## [Task goal]
Using the material below, copy every line where "TradeWave" appears.
[START Data for this exercise]
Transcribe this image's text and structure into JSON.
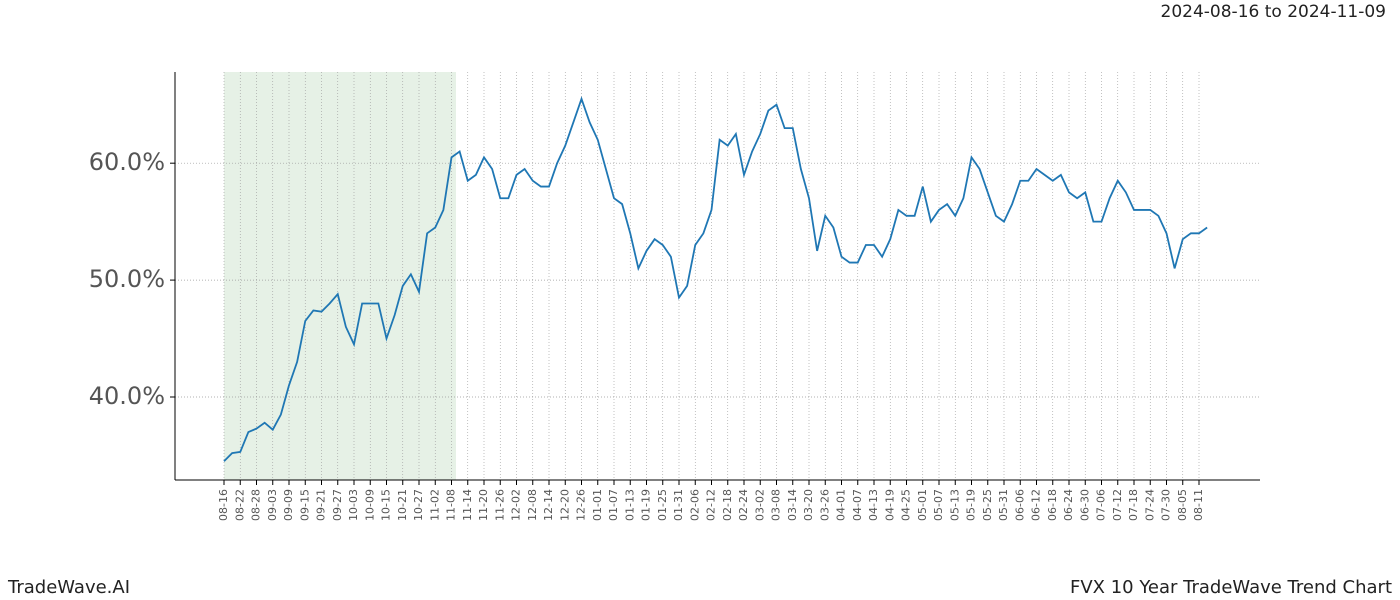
{
  "chart_data": {
    "type": "line",
    "title": "2024-08-16 to 2024-11-09",
    "footer_left": "TradeWave.AI",
    "footer_right": "FVX 10 Year TradeWave Trend Chart",
    "categories": [
      "08-16",
      null,
      "08-22",
      null,
      "08-28",
      null,
      "09-03",
      null,
      "09-09",
      null,
      "09-15",
      null,
      "09-21",
      null,
      "09-27",
      null,
      "10-03",
      null,
      "10-09",
      null,
      "10-15",
      null,
      "10-21",
      null,
      "10-27",
      null,
      "11-02",
      null,
      "11-08",
      null,
      "11-14",
      null,
      "11-20",
      null,
      "11-26",
      null,
      "12-02",
      null,
      "12-08",
      null,
      "12-14",
      null,
      "12-20",
      null,
      "12-26",
      null,
      "01-01",
      null,
      "01-07",
      null,
      "01-13",
      null,
      "01-19",
      null,
      "01-25",
      null,
      "01-31",
      null,
      "02-06",
      null,
      "02-12",
      null,
      "02-18",
      null,
      "02-24",
      null,
      "03-02",
      null,
      "03-08",
      null,
      "03-14",
      null,
      "03-20",
      null,
      "03-26",
      null,
      "04-01",
      null,
      "04-07",
      null,
      "04-13",
      null,
      "04-19",
      null,
      "04-25",
      null,
      "05-01",
      null,
      "05-07",
      null,
      "05-13",
      null,
      "05-19",
      null,
      "05-25",
      null,
      "05-31",
      null,
      "06-06",
      null,
      "06-12",
      null,
      "06-18",
      null,
      "06-24",
      null,
      "06-30",
      null,
      "07-06",
      null,
      "07-12",
      null,
      "07-18",
      null,
      "07-24",
      null,
      "07-30",
      null,
      "08-05",
      null,
      "08-11",
      null
    ],
    "values": [
      34.5,
      35.2,
      35.3,
      37,
      37.3,
      37.8,
      37.2,
      38.5,
      41,
      43,
      46.5,
      47.4,
      47.3,
      48,
      48.8,
      46,
      44.5,
      48,
      48,
      48,
      45,
      47,
      49.5,
      50.5,
      49,
      54,
      54.5,
      56,
      60.5,
      61,
      58.5,
      59,
      60.5,
      59.5,
      57,
      57,
      59,
      59.5,
      58.5,
      58,
      58,
      60,
      61.5,
      63.5,
      65.5,
      63.5,
      62,
      59.5,
      57,
      56.5,
      54,
      51,
      52.5,
      53.5,
      53,
      52,
      48.5,
      49.5,
      53,
      54,
      56,
      62,
      61.5,
      62.5,
      59,
      61,
      62.5,
      64.5,
      65,
      63,
      63,
      59.5,
      57,
      52.5,
      55.5,
      54.5,
      52,
      51.5,
      51.5,
      53,
      53,
      52,
      53.5,
      56,
      55.5,
      55.5,
      58,
      55,
      56,
      56.5,
      55.5,
      57,
      60.5,
      59.5,
      57.5,
      55.5,
      55,
      56.5,
      58.5,
      58.5,
      59.5,
      59,
      58.5,
      59,
      57.5,
      57,
      57.5,
      55,
      55,
      57,
      58.5,
      57.5,
      56,
      56,
      56,
      55.5,
      54,
      51,
      53.5,
      54,
      54,
      54.5
    ],
    "color": "#1f77b4",
    "ylim": [
      32.9,
      67.8
    ],
    "yticks": [
      {
        "value": 40,
        "label": "40.0%"
      },
      {
        "value": 50,
        "label": "50.0%"
      },
      {
        "value": 60,
        "label": "60.0%"
      }
    ],
    "grid": true
  }
}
[END Data for this exercise]
## [Correct result]
    "footer_left": "TradeWave.AI",
    "footer_right": "FVX 10 Year TradeWave Trend Chart",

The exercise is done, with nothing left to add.